• Instruction
Pictures stay out of the copy; set down each line of the listing below exactly.

[Data records]
==*==
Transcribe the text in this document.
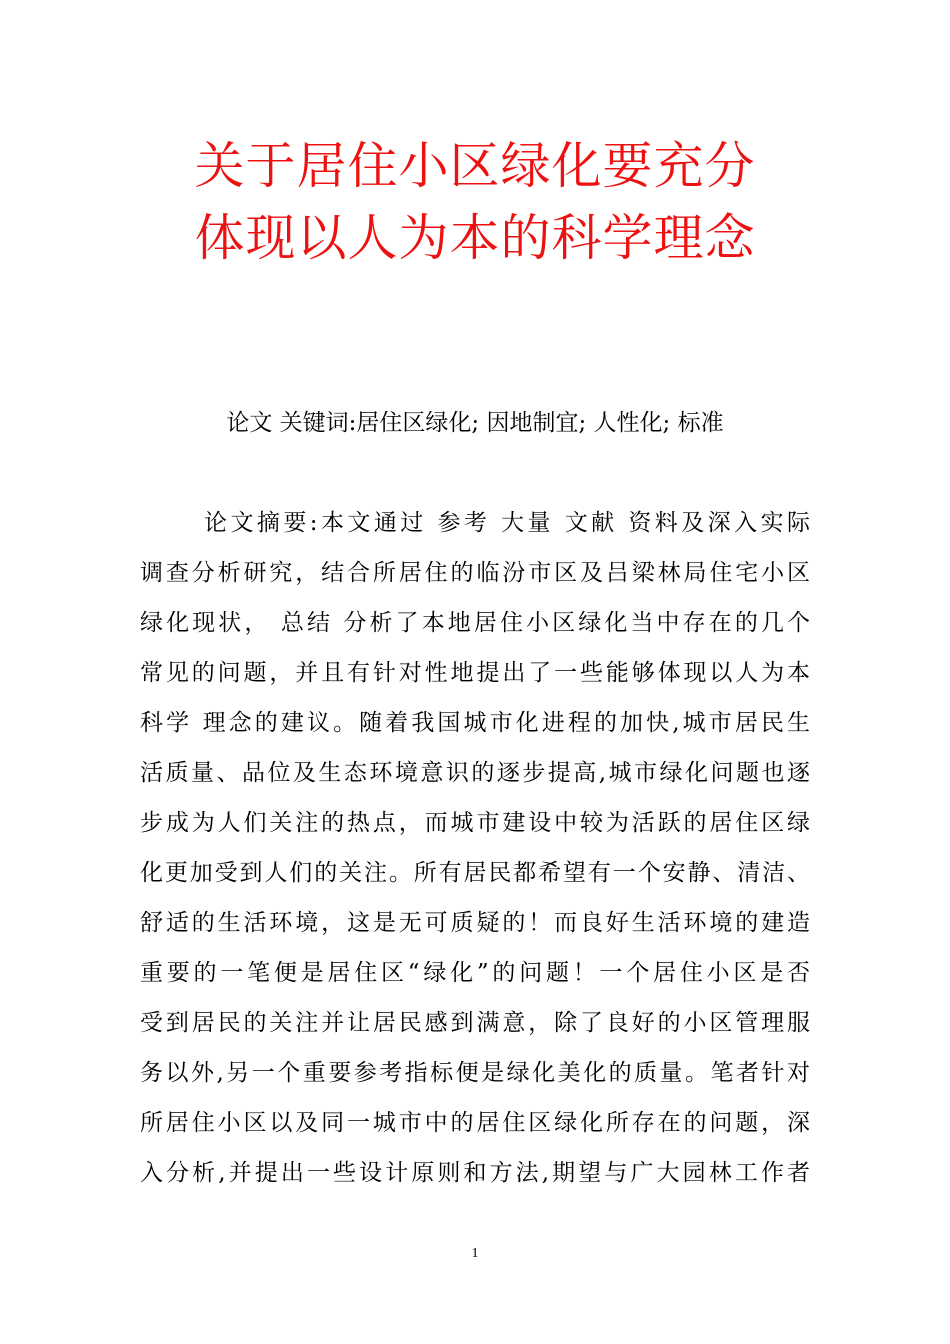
关于居住小区绿化要充分
体现以人为本的科学理念
论文 关键词:居住区绿化; 因地制宜; 人性化; 标准
论文摘要:本文通过 参考 大量 文献 资料及深入实际
调查分析研究，结合所居住的临汾市区及吕梁林局住宅小区
绿化现状， 总结 分析了本地居住小区绿化当中存在的几个
常见的问题，并且有针对性地提出了一些能够体现以人为本
科学 理念的建议。随着我国城市化进程的加快,城市居民生
活质量、品位及生态环境意识的逐步提高,城市绿化问题也逐
步成为人们关注的热点，而城市建设中较为活跃的居住区绿
化更加受到人们的关注。所有居民都希望有一个安静、清洁、
舒适的生活环境，这是无可质疑的！而良好生活环境的建造
重要的一笔便是居住区“绿化”的问题！一个居住小区是否
受到居民的关注并让居民感到满意，除了良好的小区管理服
务以外,另一个重要参考指标便是绿化美化的质量。笔者针对
所居住小区以及同一城市中的居住区绿化所存在的问题，深
入分析,并提出一些设计原则和方法,期望与广大园林工作者
1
==*==
• Written answer
Transcribe the text in this document.
关于居住小区绿化要充分
体现以人为本的科学理念
论文 关键词:居住区绿化; 因地制宜; 人性化; 标准
论文摘要:本文通过 参考 大量 文献 资料及深入实际
调查分析研究，结合所居住的临汾市区及吕梁林局住宅小区
绿化现状， 总结 分析了本地居住小区绿化当中存在的几个
常见的问题，并且有针对性地提出了一些能够体现以人为本
科学 理念的建议。随着我国城市化进程的加快,城市居民生
活质量、品位及生态环境意识的逐步提高,城市绿化问题也逐
步成为人们关注的热点，而城市建设中较为活跃的居住区绿
化更加受到人们的关注。所有居民都希望有一个安静、清洁、
舒适的生活环境，这是无可质疑的！而良好生活环境的建造
重要的一笔便是居住区“绿化”的问题！一个居住小区是否
受到居民的关注并让居民感到满意，除了良好的小区管理服
务以外,另一个重要参考指标便是绿化美化的质量。笔者针对
所居住小区以及同一城市中的居住区绿化所存在的问题，深
入分析,并提出一些设计原则和方法,期望与广大园林工作者
1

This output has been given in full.